Go through the entries one line at a time, and gather every line that has the word "Pirate".

____ Information given

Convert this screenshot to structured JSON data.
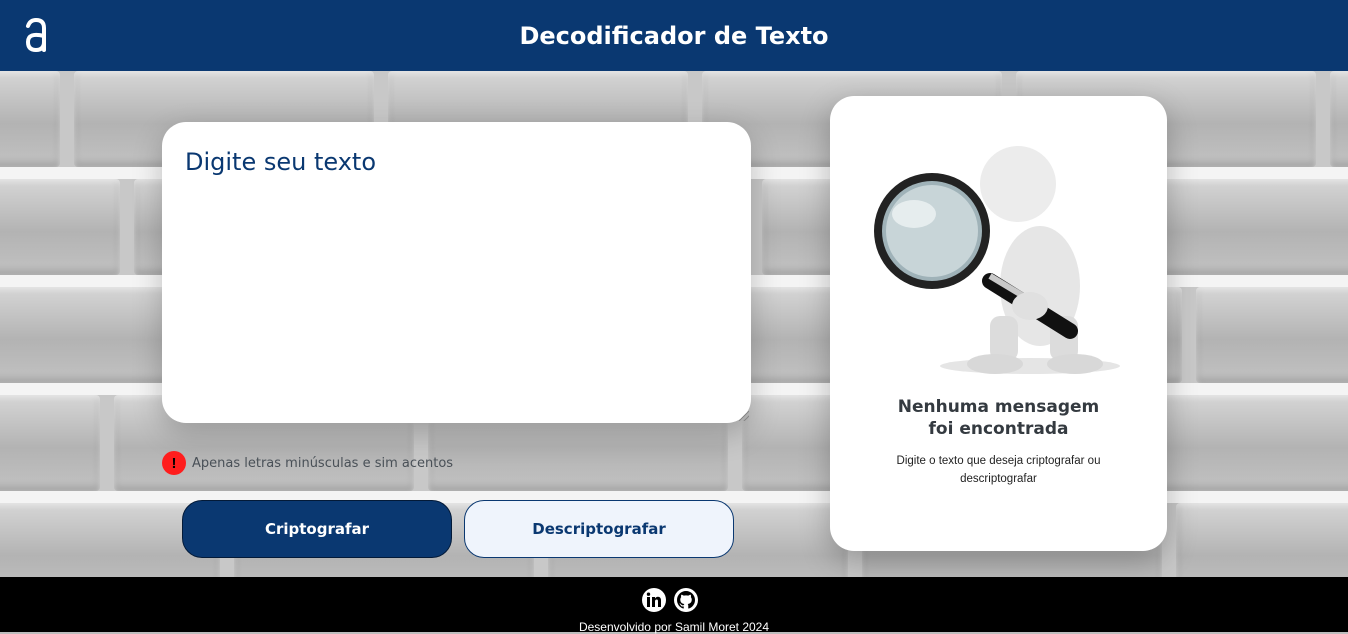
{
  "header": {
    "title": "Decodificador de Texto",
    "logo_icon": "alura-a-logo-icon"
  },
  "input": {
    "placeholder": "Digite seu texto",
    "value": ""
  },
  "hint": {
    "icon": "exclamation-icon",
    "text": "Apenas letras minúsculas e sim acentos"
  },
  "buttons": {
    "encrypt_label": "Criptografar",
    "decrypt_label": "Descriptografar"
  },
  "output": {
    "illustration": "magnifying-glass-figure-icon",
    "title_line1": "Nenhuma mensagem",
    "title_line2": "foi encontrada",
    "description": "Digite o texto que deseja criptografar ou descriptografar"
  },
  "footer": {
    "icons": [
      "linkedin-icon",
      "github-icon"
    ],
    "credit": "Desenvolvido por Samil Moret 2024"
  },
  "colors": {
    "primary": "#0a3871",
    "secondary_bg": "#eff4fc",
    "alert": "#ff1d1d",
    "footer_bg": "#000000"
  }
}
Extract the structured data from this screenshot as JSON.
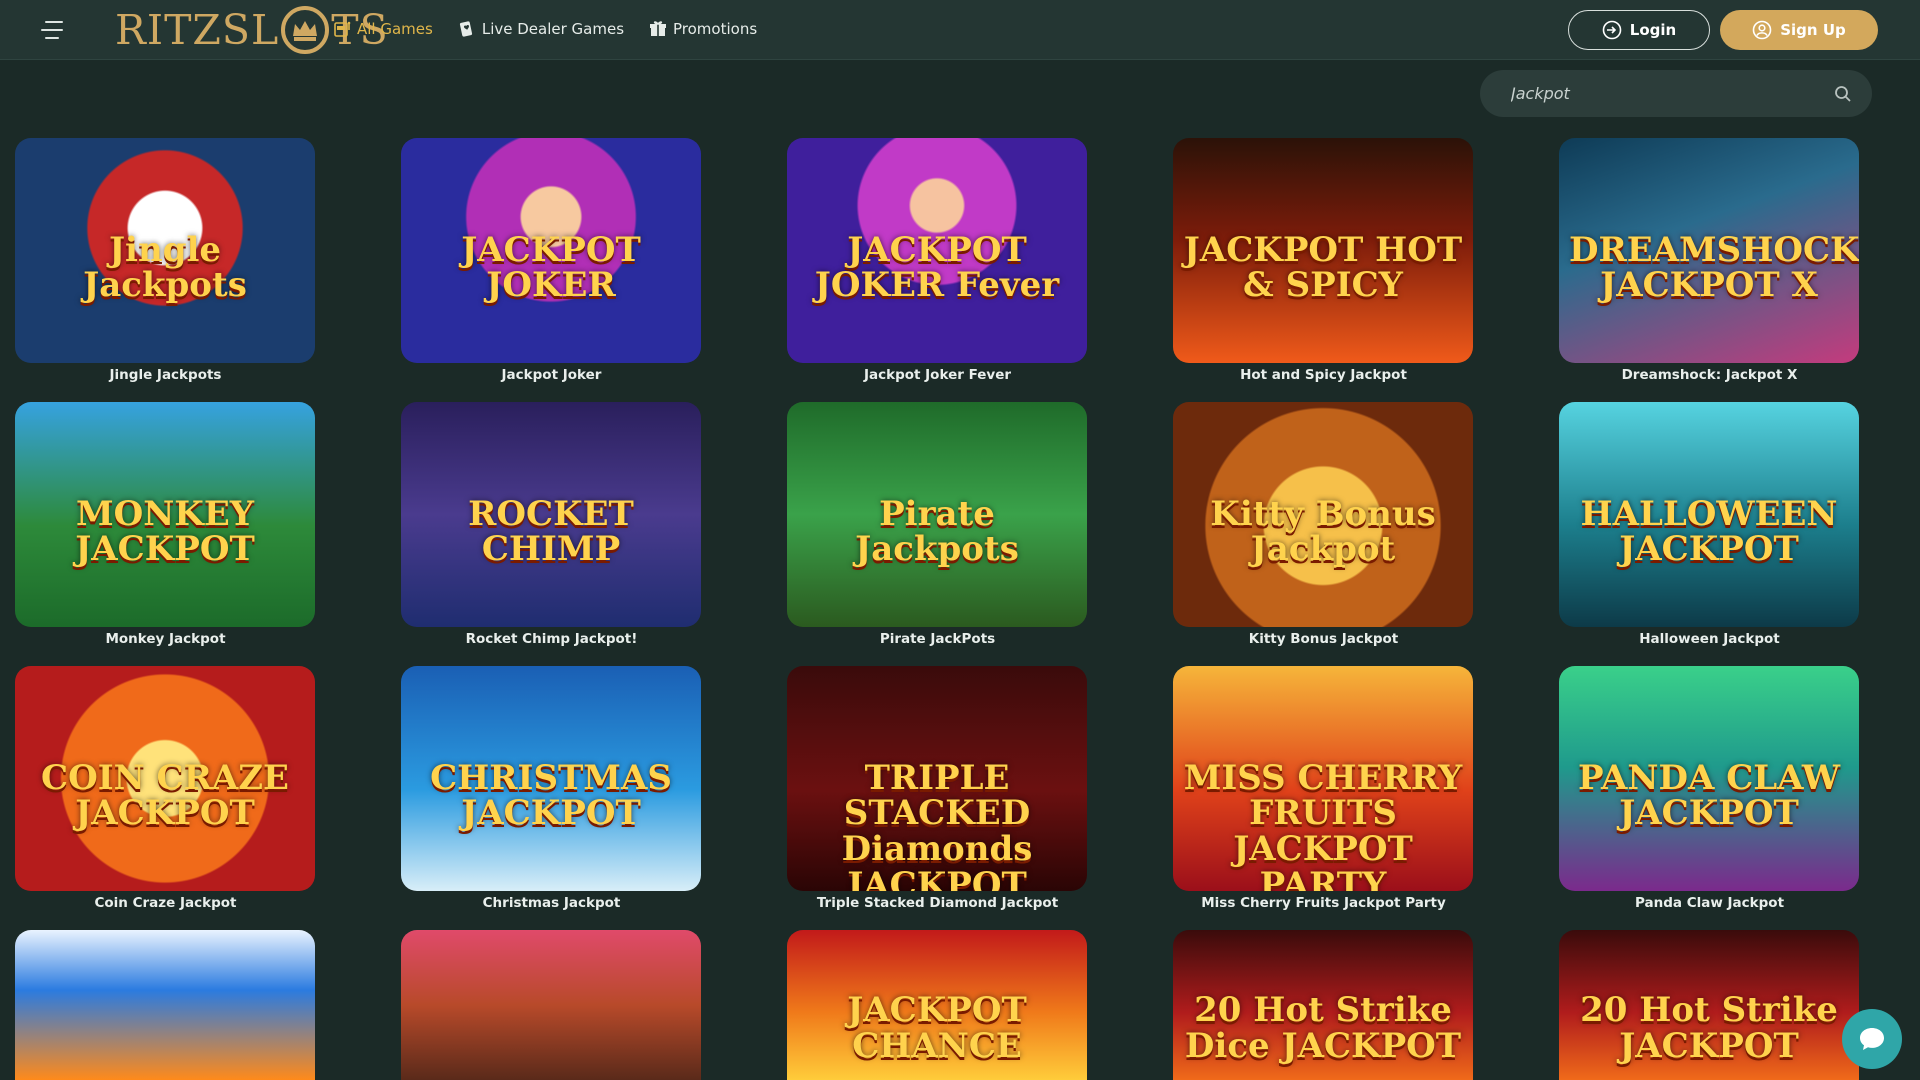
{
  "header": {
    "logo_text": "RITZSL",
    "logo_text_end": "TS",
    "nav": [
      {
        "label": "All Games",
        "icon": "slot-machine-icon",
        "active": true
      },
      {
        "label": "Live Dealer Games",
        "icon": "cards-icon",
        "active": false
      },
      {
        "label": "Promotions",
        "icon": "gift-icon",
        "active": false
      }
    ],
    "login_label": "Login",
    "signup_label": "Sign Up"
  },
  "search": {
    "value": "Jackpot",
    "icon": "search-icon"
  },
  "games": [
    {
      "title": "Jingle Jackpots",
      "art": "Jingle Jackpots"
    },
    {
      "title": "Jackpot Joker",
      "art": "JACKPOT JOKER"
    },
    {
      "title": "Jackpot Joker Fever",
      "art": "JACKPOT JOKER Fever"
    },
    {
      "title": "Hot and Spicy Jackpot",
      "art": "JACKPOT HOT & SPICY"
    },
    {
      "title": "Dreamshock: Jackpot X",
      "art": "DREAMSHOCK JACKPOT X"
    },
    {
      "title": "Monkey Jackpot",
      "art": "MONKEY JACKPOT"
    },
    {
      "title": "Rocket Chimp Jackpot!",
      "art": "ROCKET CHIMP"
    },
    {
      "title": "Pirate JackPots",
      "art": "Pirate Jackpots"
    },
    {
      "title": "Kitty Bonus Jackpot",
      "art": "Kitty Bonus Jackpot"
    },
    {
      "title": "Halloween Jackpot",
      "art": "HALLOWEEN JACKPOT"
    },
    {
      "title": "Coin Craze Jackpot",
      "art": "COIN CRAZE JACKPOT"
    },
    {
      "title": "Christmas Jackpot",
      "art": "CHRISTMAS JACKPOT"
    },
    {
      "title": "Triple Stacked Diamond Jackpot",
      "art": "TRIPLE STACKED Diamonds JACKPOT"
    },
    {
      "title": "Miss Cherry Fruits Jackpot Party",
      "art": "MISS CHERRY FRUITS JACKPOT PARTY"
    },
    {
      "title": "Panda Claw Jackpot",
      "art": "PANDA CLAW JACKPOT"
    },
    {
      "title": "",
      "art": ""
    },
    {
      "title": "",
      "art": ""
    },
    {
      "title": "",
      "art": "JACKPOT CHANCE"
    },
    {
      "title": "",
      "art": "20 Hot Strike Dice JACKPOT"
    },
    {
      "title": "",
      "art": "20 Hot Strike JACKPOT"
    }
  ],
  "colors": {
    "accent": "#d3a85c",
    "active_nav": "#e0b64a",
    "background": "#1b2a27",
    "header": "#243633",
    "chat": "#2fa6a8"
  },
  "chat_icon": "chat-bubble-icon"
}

________
____ Information given

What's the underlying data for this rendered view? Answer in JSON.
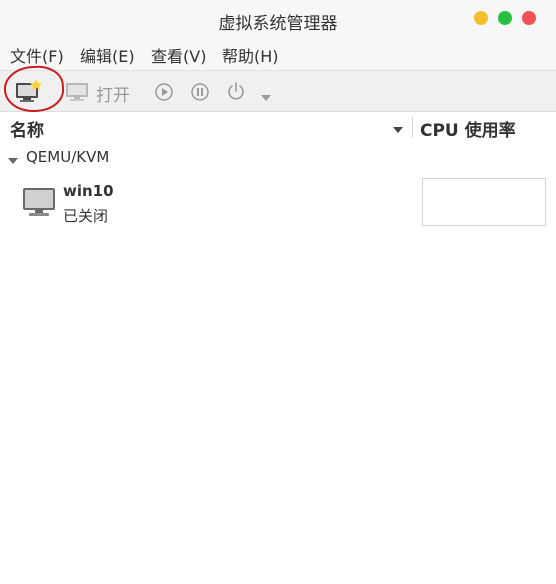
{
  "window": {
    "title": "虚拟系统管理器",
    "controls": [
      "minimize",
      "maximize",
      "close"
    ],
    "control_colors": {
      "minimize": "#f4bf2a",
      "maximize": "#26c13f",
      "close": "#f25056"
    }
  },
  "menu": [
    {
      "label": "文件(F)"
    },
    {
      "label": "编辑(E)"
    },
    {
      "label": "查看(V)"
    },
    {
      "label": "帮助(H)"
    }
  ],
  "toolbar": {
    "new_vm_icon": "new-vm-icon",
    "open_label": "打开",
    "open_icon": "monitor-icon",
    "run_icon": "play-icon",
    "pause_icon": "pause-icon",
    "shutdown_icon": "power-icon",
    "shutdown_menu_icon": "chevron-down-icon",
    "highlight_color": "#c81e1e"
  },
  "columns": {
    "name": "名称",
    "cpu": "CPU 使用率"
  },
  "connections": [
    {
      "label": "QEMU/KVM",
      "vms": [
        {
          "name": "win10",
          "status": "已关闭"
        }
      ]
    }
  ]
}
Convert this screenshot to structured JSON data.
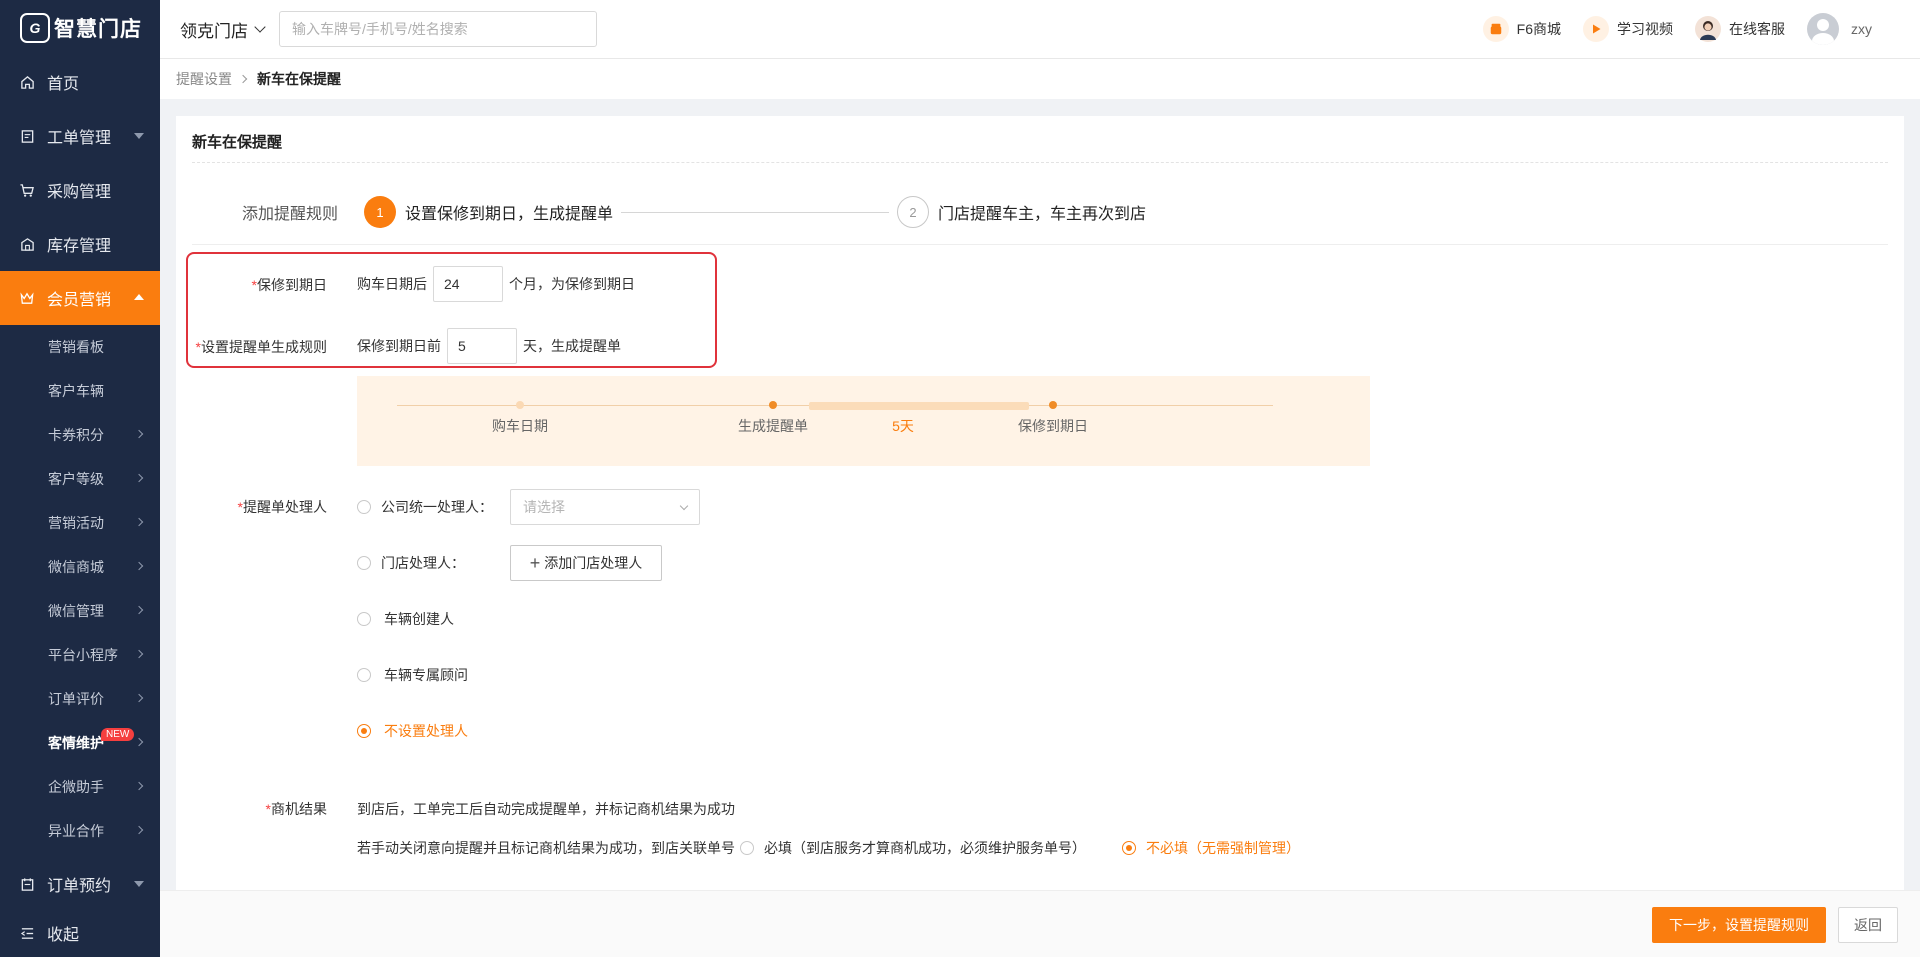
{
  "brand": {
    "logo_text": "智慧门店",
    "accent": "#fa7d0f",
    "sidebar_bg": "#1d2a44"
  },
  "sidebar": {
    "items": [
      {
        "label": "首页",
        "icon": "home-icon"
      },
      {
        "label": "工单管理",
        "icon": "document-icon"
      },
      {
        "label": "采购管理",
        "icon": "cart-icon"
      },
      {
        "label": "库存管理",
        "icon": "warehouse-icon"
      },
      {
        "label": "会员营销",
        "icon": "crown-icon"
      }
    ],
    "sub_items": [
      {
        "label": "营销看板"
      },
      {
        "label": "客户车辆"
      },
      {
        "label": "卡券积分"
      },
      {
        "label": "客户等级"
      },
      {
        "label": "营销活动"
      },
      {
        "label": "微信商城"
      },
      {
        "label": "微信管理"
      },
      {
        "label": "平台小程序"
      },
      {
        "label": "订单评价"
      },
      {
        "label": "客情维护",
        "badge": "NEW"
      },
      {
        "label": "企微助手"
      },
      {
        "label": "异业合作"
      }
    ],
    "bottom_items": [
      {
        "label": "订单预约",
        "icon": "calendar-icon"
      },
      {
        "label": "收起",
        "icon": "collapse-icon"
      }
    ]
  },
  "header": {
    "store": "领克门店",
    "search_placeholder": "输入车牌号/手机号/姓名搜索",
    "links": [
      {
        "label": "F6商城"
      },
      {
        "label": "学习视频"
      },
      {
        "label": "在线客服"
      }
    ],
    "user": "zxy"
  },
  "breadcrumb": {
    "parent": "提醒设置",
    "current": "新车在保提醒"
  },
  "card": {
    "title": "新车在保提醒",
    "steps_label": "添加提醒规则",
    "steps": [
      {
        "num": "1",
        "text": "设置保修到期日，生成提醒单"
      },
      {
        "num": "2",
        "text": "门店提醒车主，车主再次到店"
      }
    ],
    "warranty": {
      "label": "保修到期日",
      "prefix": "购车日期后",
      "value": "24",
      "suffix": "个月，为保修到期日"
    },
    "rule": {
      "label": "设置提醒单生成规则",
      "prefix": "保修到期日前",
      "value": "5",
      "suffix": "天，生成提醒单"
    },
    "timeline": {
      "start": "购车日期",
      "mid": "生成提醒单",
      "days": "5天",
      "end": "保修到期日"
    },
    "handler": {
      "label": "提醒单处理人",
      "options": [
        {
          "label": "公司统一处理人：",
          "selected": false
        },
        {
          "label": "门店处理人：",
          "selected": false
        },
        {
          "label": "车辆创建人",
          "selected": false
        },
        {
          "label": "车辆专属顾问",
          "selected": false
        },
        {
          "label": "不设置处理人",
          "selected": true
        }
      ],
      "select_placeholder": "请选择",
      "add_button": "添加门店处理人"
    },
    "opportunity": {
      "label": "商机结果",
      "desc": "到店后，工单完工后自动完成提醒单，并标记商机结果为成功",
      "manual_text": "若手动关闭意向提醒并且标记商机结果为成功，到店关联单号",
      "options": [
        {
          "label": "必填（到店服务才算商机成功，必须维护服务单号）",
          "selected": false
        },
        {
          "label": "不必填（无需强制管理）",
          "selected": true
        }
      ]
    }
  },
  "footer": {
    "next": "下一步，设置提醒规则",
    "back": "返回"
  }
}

________
____ Information given

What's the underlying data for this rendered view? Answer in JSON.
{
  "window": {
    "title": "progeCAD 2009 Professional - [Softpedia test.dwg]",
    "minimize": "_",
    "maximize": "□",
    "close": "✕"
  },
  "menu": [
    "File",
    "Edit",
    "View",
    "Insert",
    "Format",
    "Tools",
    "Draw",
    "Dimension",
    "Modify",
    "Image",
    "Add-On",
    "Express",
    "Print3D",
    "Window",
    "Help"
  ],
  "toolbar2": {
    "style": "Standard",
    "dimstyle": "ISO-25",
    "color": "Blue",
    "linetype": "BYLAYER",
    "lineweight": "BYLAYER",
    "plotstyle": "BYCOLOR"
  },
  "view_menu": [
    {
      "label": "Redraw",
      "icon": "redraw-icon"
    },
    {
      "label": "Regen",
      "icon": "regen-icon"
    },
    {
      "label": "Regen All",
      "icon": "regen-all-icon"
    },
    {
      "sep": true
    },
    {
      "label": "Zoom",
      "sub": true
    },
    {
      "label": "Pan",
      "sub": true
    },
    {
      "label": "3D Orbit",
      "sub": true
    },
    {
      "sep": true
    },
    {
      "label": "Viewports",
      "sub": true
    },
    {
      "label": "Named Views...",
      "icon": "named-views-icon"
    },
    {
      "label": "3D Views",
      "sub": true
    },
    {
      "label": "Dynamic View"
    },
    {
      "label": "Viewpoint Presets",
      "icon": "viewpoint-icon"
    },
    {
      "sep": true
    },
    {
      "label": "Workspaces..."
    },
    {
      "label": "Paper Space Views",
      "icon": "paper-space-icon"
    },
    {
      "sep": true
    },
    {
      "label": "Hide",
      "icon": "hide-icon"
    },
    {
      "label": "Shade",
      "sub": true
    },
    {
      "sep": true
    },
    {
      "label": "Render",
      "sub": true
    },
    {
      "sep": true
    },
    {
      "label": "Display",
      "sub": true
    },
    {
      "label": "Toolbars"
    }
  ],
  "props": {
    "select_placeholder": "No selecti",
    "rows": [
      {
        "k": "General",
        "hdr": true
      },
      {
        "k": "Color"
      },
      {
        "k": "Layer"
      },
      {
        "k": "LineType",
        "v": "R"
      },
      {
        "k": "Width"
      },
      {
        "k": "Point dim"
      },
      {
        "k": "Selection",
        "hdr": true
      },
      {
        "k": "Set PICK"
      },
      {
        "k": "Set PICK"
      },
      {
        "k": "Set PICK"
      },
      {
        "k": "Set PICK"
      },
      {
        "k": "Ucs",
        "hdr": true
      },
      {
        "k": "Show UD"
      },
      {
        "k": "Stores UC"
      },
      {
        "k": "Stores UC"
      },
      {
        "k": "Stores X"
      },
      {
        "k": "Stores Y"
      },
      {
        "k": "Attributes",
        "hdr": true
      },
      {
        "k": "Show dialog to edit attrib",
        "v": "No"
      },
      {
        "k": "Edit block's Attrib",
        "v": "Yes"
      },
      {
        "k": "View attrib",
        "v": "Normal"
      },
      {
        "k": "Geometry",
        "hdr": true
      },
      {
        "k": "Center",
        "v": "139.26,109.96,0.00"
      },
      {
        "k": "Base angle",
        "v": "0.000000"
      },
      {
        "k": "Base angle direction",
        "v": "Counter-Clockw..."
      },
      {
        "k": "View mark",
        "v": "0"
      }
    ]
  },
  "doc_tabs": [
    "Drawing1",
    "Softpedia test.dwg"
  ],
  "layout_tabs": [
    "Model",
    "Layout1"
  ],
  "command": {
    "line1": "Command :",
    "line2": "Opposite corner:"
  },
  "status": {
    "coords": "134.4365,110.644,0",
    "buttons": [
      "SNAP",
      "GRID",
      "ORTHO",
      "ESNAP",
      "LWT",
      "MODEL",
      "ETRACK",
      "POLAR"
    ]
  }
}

________

→ **Exercise answer**:
      "title": "Pirate JackPots",
      "art": "Pirate Jackpots"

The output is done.